## BEGIN PROVIDED DATA
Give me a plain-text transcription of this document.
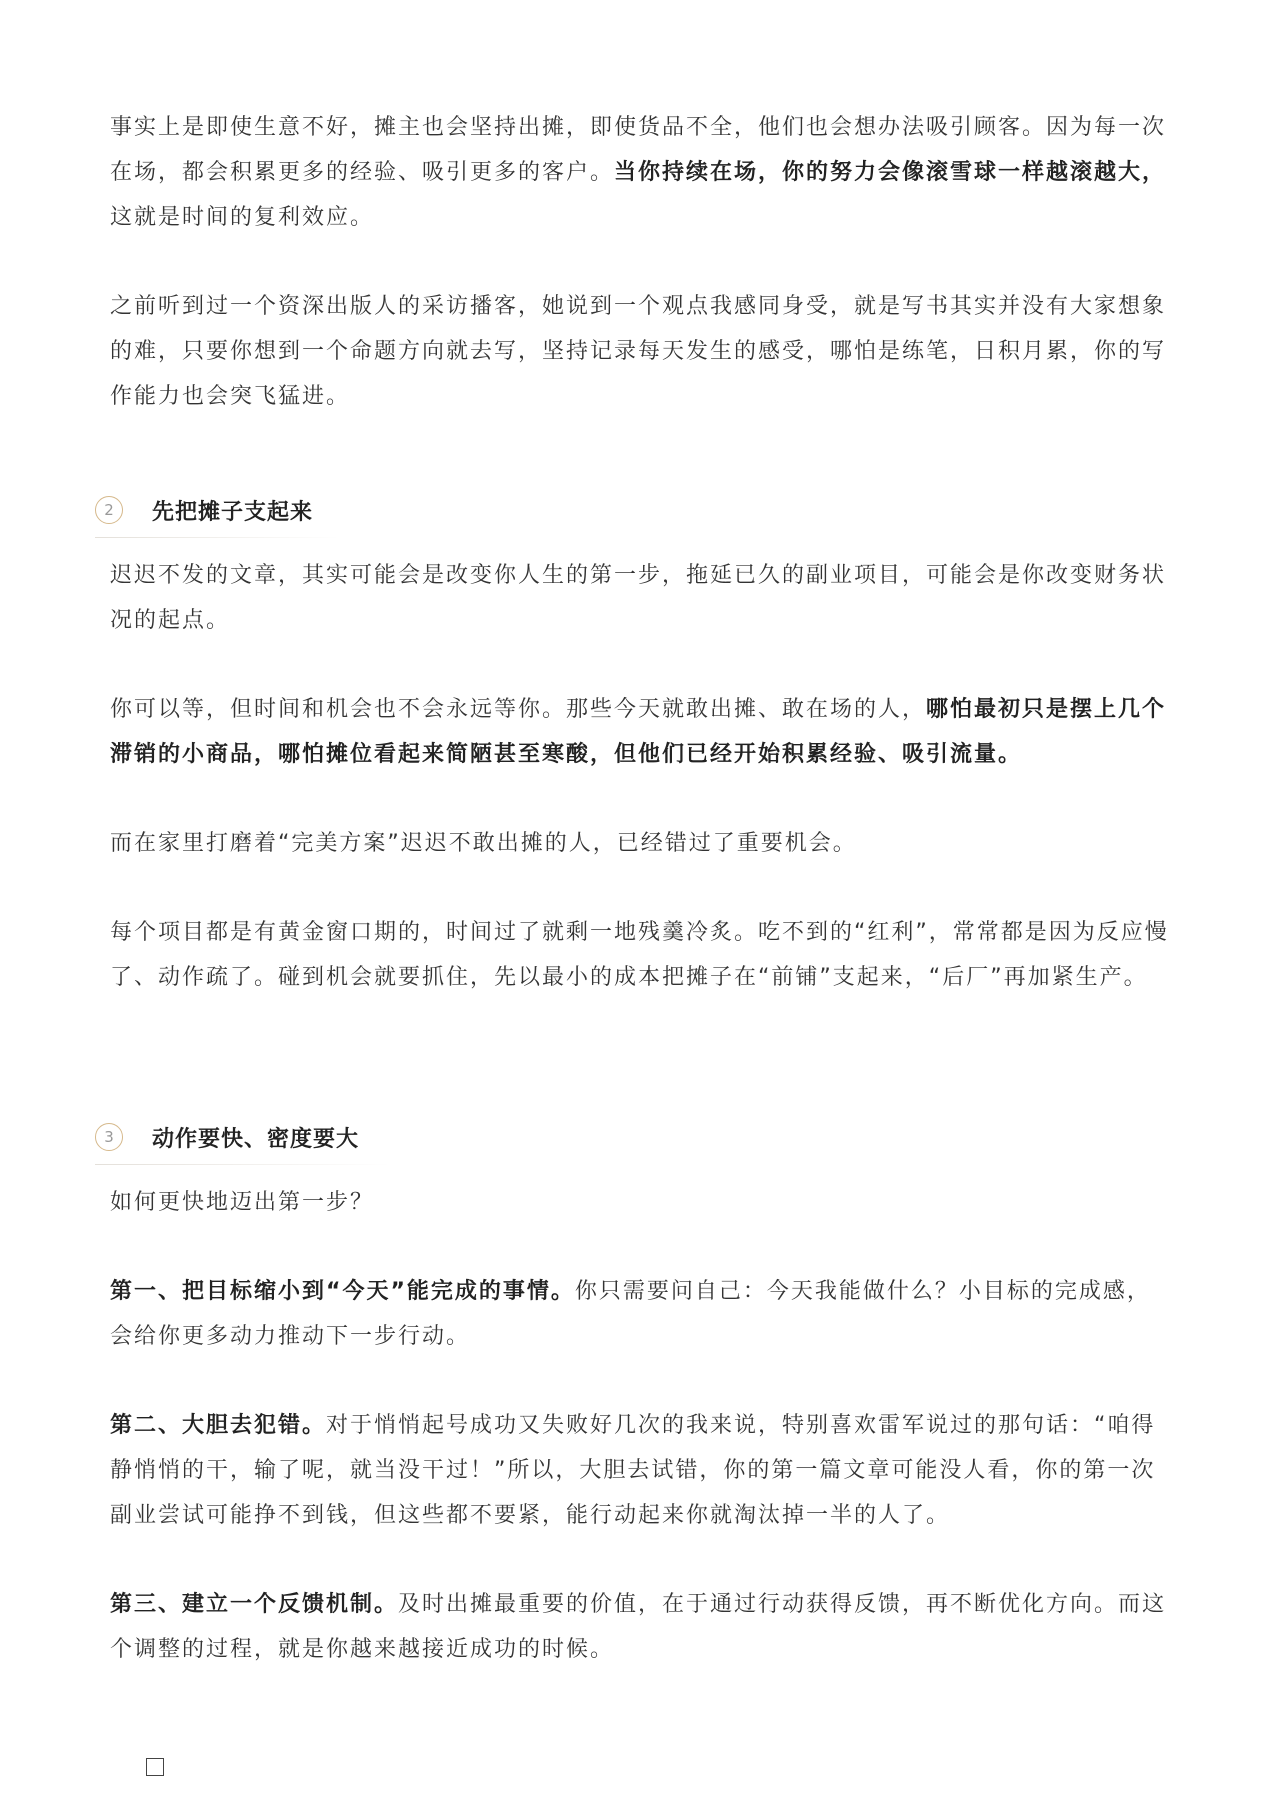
事实上是即使生意不好，摊主也会坚持出摊，即使货品不全，他们也会想办法吸引顾客。因为每一次在场，都会积累更多的经验、吸引更多的客户。当你持续在场，你的努力会像滚雪球一样越滚越大，这就是时间的复利效应。

之前听到过一个资深出版人的采访播客，她说到一个观点我感同身受，就是写书其实并没有大家想象的难，只要你想到一个命题方向就去写，坚持记录每天发生的感受，哪怕是练笔，日积月累，你的写作能力也会突飞猛进。

2	先把摊子支起来

迟迟不发的文章，其实可能会是改变你人生的第一步，拖延已久的副业项目，可能会是你改变财务状况的起点。

你可以等，但时间和机会也不会永远等你。那些今天就敢出摊、敢在场的人，哪怕最初只是摆上几个滞销的小商品，哪怕摊位看起来简陋甚至寒酸，但他们已经开始积累经验、吸引流量。

而在家里打磨着“完美方案”迟迟不敢出摊的人，已经错过了重要机会。

每个项目都是有黄金窗口期的，时间过了就剩一地残羹冷炙。吃不到的“红利”，常常都是因为反应慢了、动作疏了。碰到机会就要抓住，先以最小的成本把摊子在“前铺”支起来，“后厂”再加紧生产。

3	动作要快、密度要大

如何更快地迈出第一步？

第一、把目标缩小到“今天”能完成的事情。你只需要问自己：今天我能做什么？小目标的完成感，会给你更多动力推动下一步行动。

第二、大胆去犯错。对于悄悄起号成功又失败好几次的我来说，特别喜欢雷军说过的那句话：“咱得静悄悄的干，输了呢，就当没干过！”所以，大胆去试错，你的第一篇文章可能没人看，你的第一次副业尝试可能挣不到钱，但这些都不要紧，能行动起来你就淘汰掉一半的人了。

第三、建立一个反馈机制。及时出摊最重要的价值，在于通过行动获得反馈，再不断优化方向。而这个调整的过程，就是你越来越接近成功的时候。
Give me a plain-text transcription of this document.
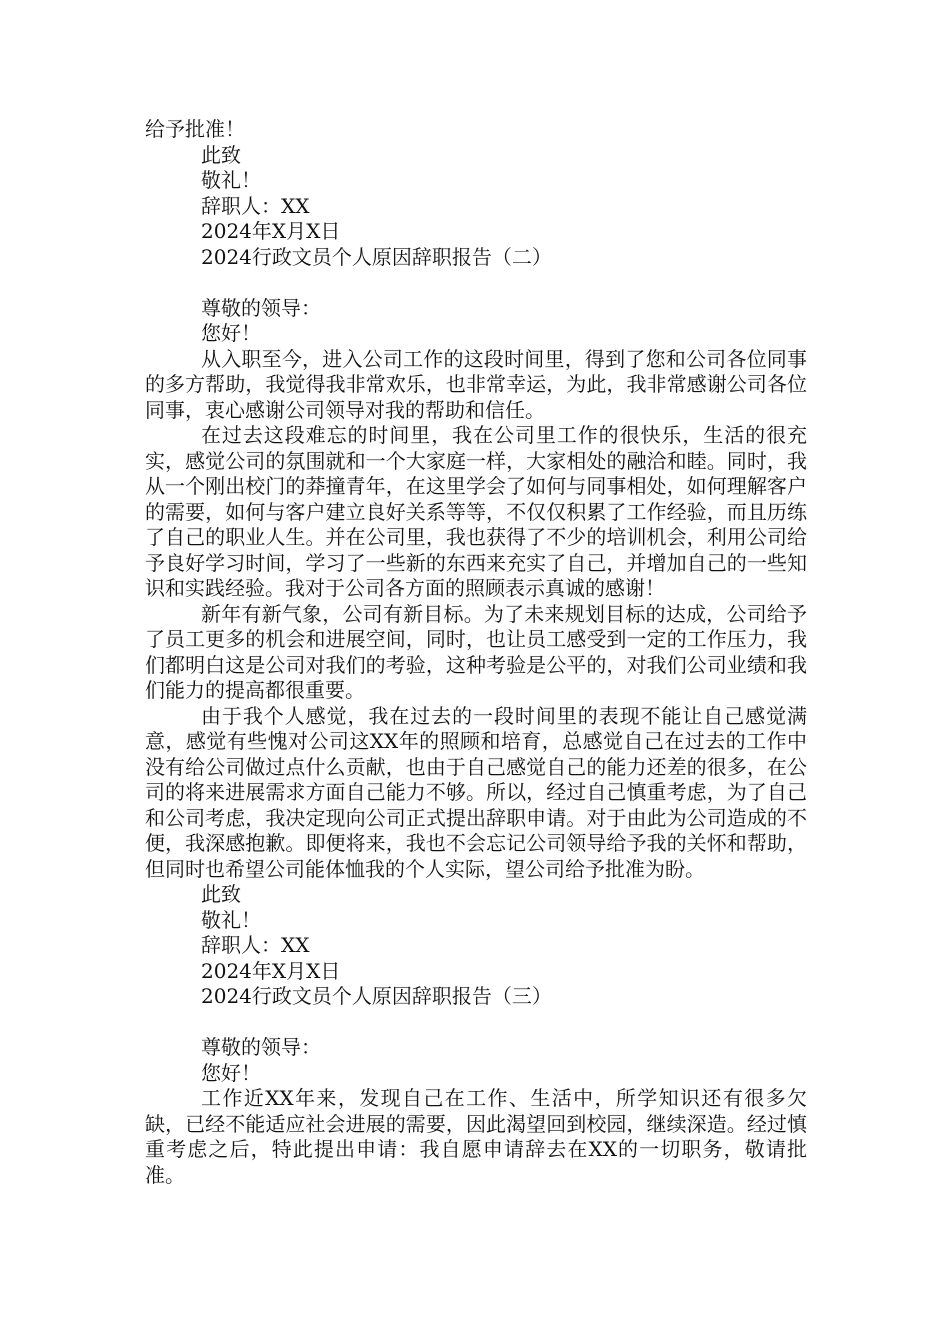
给予批准！

此致

敬礼！

辞职人：XX

2024年X月X日

2024行政文员个人原因辞职报告（二）

尊敬的领导：

您好！

从入职至今，进入公司工作的这段时间里，得到了您和公司各位同事的多方帮助，我觉得我非常欢乐，也非常幸运，为此，我非常感谢公司各位同事，衷心感谢公司领导对我的帮助和信任。

在过去这段难忘的时间里，我在公司里工作的很快乐，生活的很充实，感觉公司的氛围就和一个大家庭一样，大家相处的融洽和睦。同时，我从一个刚出校门的莽撞青年，在这里学会了如何与同事相处，如何理解客户的需要，如何与客户建立良好关系等等，不仅仅积累了工作经验，而且历练了自己的职业人生。并在公司里，我也获得了不少的培训机会，利用公司给予良好学习时间，学习了一些新的东西来充实了自己，并增加自己的一些知识和实践经验。我对于公司各方面的照顾表示真诚的感谢！

新年有新气象，公司有新目标。为了未来规划目标的达成，公司给予了员工更多的机会和进展空间，同时，也让员工感受到一定的工作压力，我们都明白这是公司对我们的考验，这种考验是公平的，对我们公司业绩和我们能力的提高都很重要。

由于我个人感觉，我在过去的一段时间里的表现不能让自己感觉满意，感觉有些愧对公司这XX年的照顾和培育，总感觉自己在过去的工作中没有给公司做过点什么贡献，也由于自己感觉自己的能力还差的很多，在公司的将来进展需求方面自己能力不够。所以，经过自己慎重考虑，为了自己和公司考虑，我决定现向公司正式提出辞职申请。对于由此为公司造成的不便，我深感抱歉。即便将来，我也不会忘记公司领导给予我的关怀和帮助，但同时也希望公司能体恤我的个人实际，望公司给予批准为盼。

此致

敬礼！

辞职人：XX

2024年X月X日

2024行政文员个人原因辞职报告（三）

尊敬的领导：

您好！

工作近XX年来，发现自己在工作、生活中，所学知识还有很多欠缺，已经不能适应社会进展的需要，因此渴望回到校园，继续深造。经过慎重考虑之后，特此提出申请：我自愿申请辞去在XX的一切职务，敬请批准。
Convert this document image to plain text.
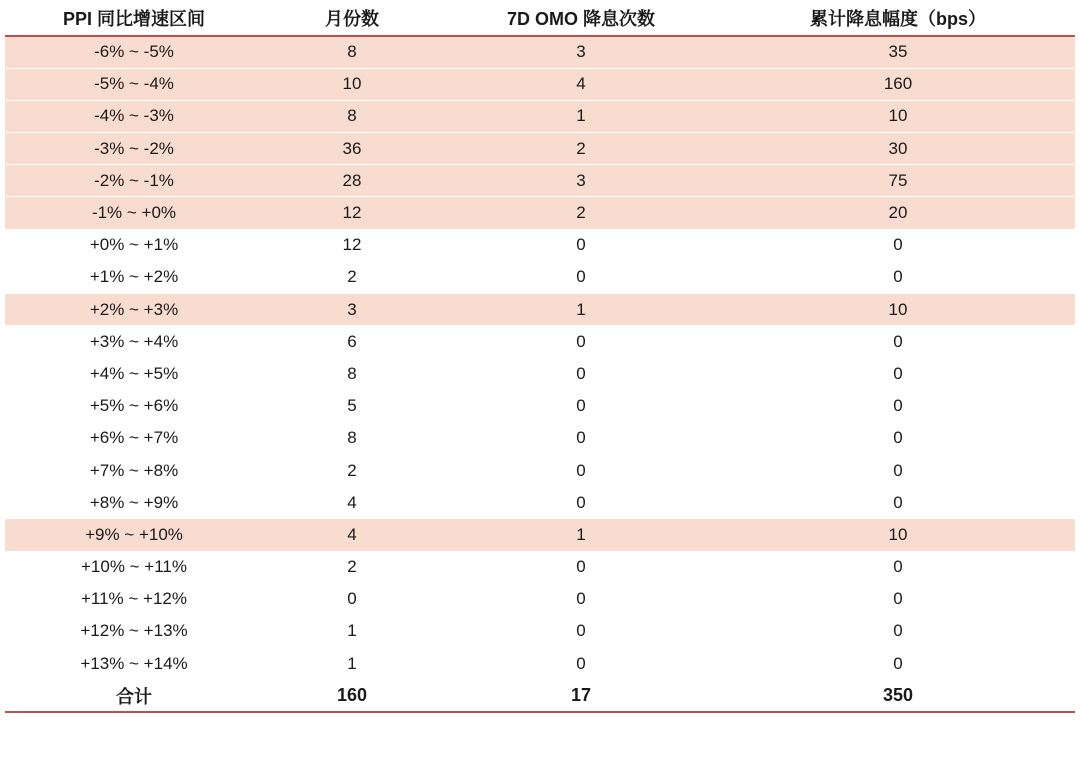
PPI 同比增速区间	月份数	7D OMO 降息次数	累计降息幅度（bps）
-6% ~ -5%	8	3	35
-5% ~ -4%	10	4	160
-4% ~ -3%	8	1	10
-3% ~ -2%	36	2	30
-2% ~ -1%	28	3	75
-1% ~ +0%	12	2	20
+0% ~ +1%	12	0	0
+1% ~ +2%	2	0	0
+2% ~ +3%	3	1	10
+3% ~ +4%	6	0	0
+4% ~ +5%	8	0	0
+5% ~ +6%	5	0	0
+6% ~ +7%	8	0	0
+7% ~ +8%	2	0	0
+8% ~ +9%	4	0	0
+9% ~ +10%	4	1	10
+10% ~ +11%	2	0	0
+11% ~ +12%	0	0	0
+12% ~ +13%	1	0	0
+13% ~ +14%	1	0	0
合计	160	17	350
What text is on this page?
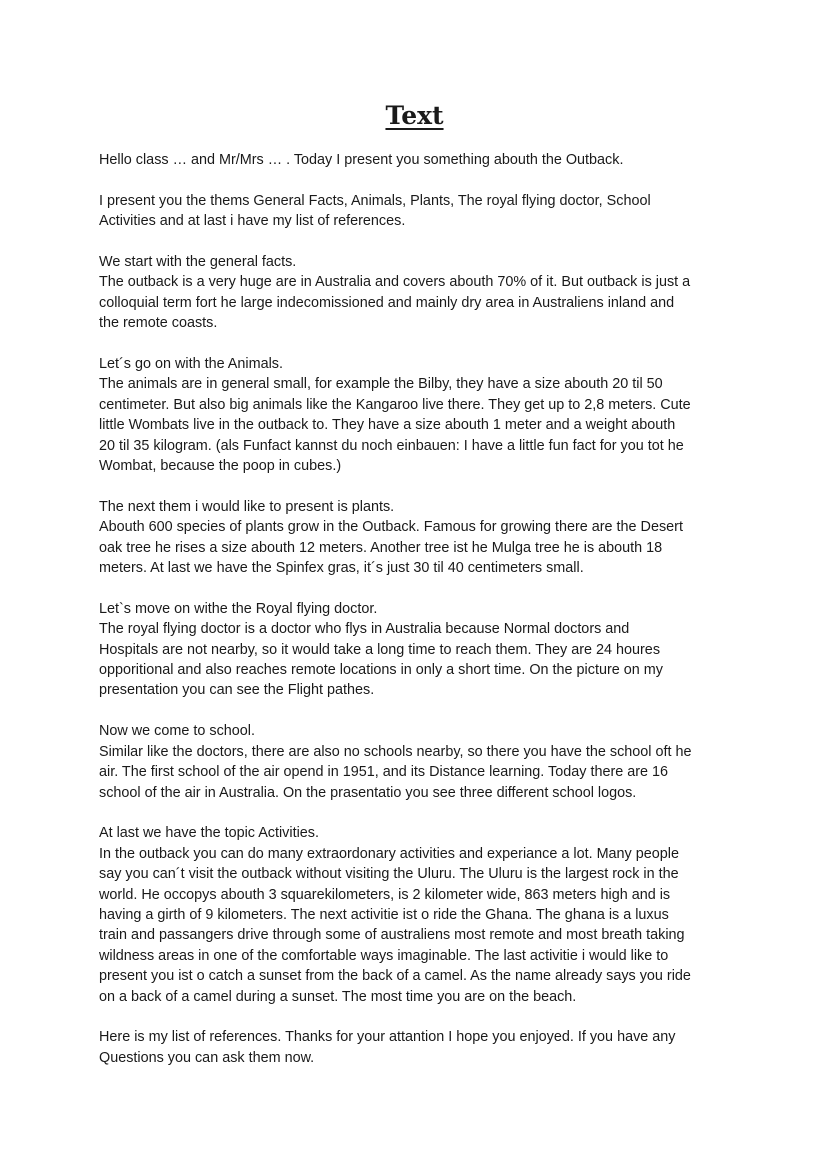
Text
Hello class … and Mr/Mrs … . Today I present you something abouth the Outback.
I present you the thems General Facts, Animals, Plants, The royal flying doctor, School
Activities and at last i have my list of references.
We start with the general facts.
The outback is a very huge are in Australia and covers abouth 70% of it. But outback is just a
colloquial term fort he large indecomissioned and mainly dry area in Australiens inland and
the remote coasts.
Let´s go on with the Animals.
The animals are in general small, for example the Bilby, they have a size abouth 20 til 50
centimeter. But also big animals like the Kangaroo live there. They get up to 2,8 meters. Cute
little Wombats live in the outback to. They have a size abouth 1 meter and a weight abouth
20 til 35 kilogram. (als Funfact kannst du noch einbauen: I have a little fun fact for you tot he
Wombat, because the poop in cubes.)
The next them i would like to present is plants.
Abouth 600 species of plants grow in the Outback. Famous for growing there are the Desert
oak tree he rises a size abouth 12 meters. Another tree ist he Mulga tree he is abouth 18
meters. At last we have the Spinfex gras, it´s just 30 til 40 centimeters small.
Let`s move on withe the Royal flying doctor.
The royal flying doctor is a doctor who flys in Australia because Normal doctors and
Hospitals are not nearby, so it would take a long time to reach them. They are 24 houres
opporitional and also reaches remote locations in only a short time. On the picture on my
presentation you can see the Flight pathes.
Now we come to school.
Similar like the doctors, there are also no schools nearby, so there you have the school oft he
air. The first school of the air opend in 1951, and its Distance learning. Today there are 16
school of the air in Australia. On the prasentatio you see three different school logos.
At last we have the topic Activities.
In the outback you can do many extraordonary activities and experiance a lot. Many people
say you can´t visit the outback without visiting the Uluru. The Uluru is the largest rock in the
world. He occopys abouth 3 squarekilometers, is 2 kilometer wide, 863 meters high and is
having a girth of 9 kilometers. The next activitie ist o ride the Ghana. The ghana is a luxus
train and passangers drive through some of australiens most remote and most breath taking
wildness areas in one of the comfortable ways imaginable. The last activitie i would like to
present you ist o catch a sunset from the back of a camel. As the name already says you ride
on a back of a camel during a sunset. The most time you are on the beach.
Here is my list of references. Thanks for your attantion I hope you enjoyed. If you have any
Questions you can ask them now.
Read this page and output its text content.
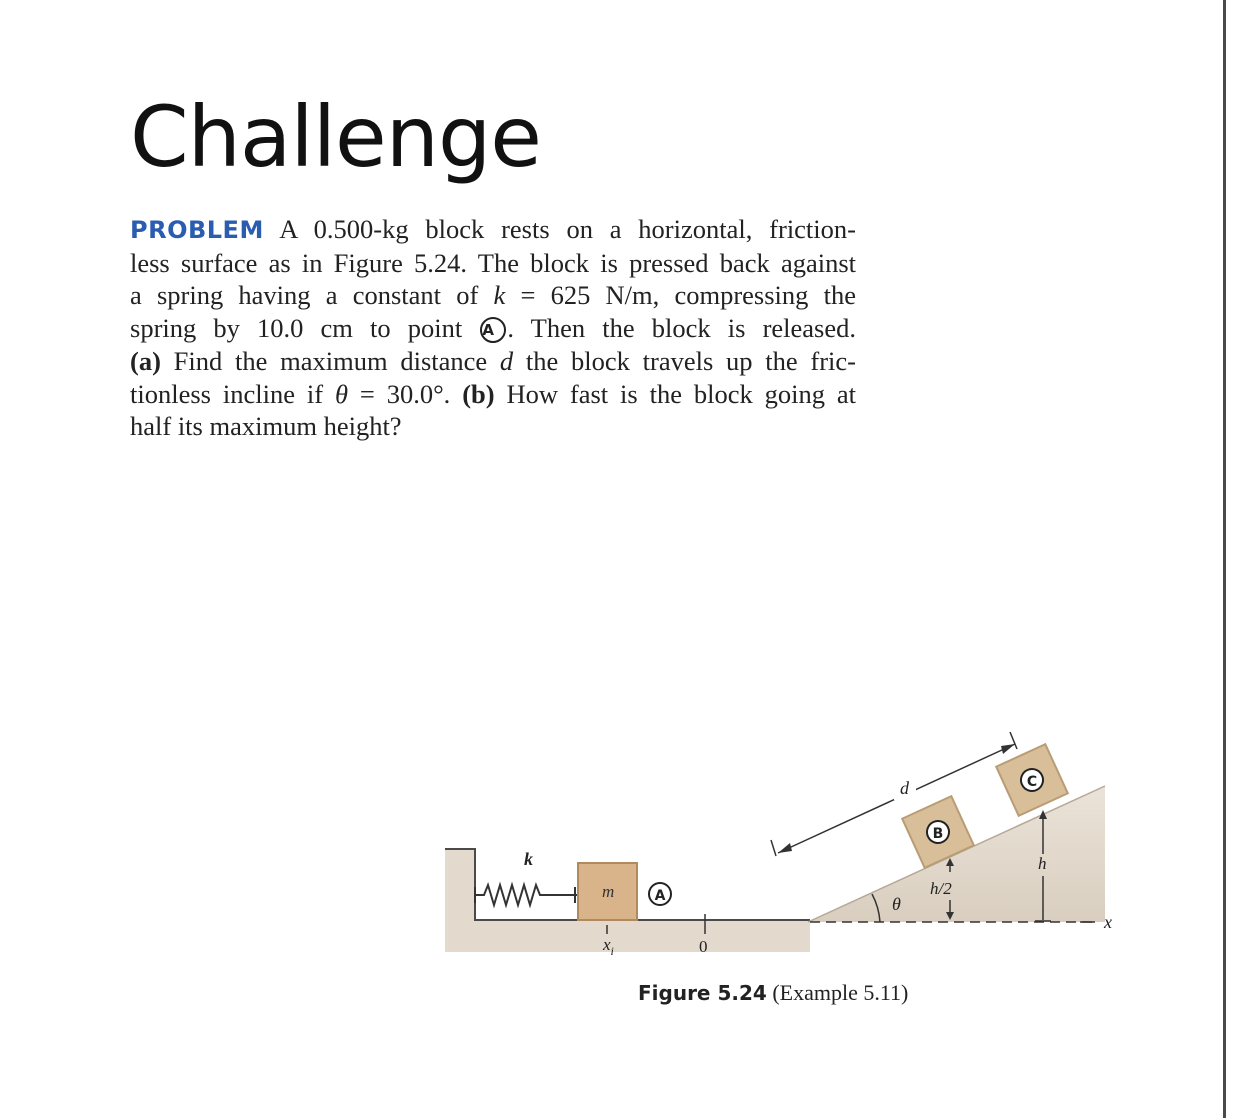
Challenge
PROBLEM A 0.500-kg block rests on a horizontal, friction-
less surface as in Figure 5.24. The block is pressed back against
a spring having a constant of k = 625 N/m, compressing the
spring by 10.0 cm to point A . Then the block is released.
(a) Find the maximum distance d the block travels up the fric-
tionless incline if θ = 30.0°. (b) How fast is the block going at
half its maximum height?
k
m	A
$x_i$	0
θ
B
C
d
h/2
h
x
Figure 5.24 (Example 5.11)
## END PROVIDED DATA
DIRECTION.
Each line of the material above either contains the word "nearby" or does not; state how many do, and nothing else.

WRITTEN ANSWER.
2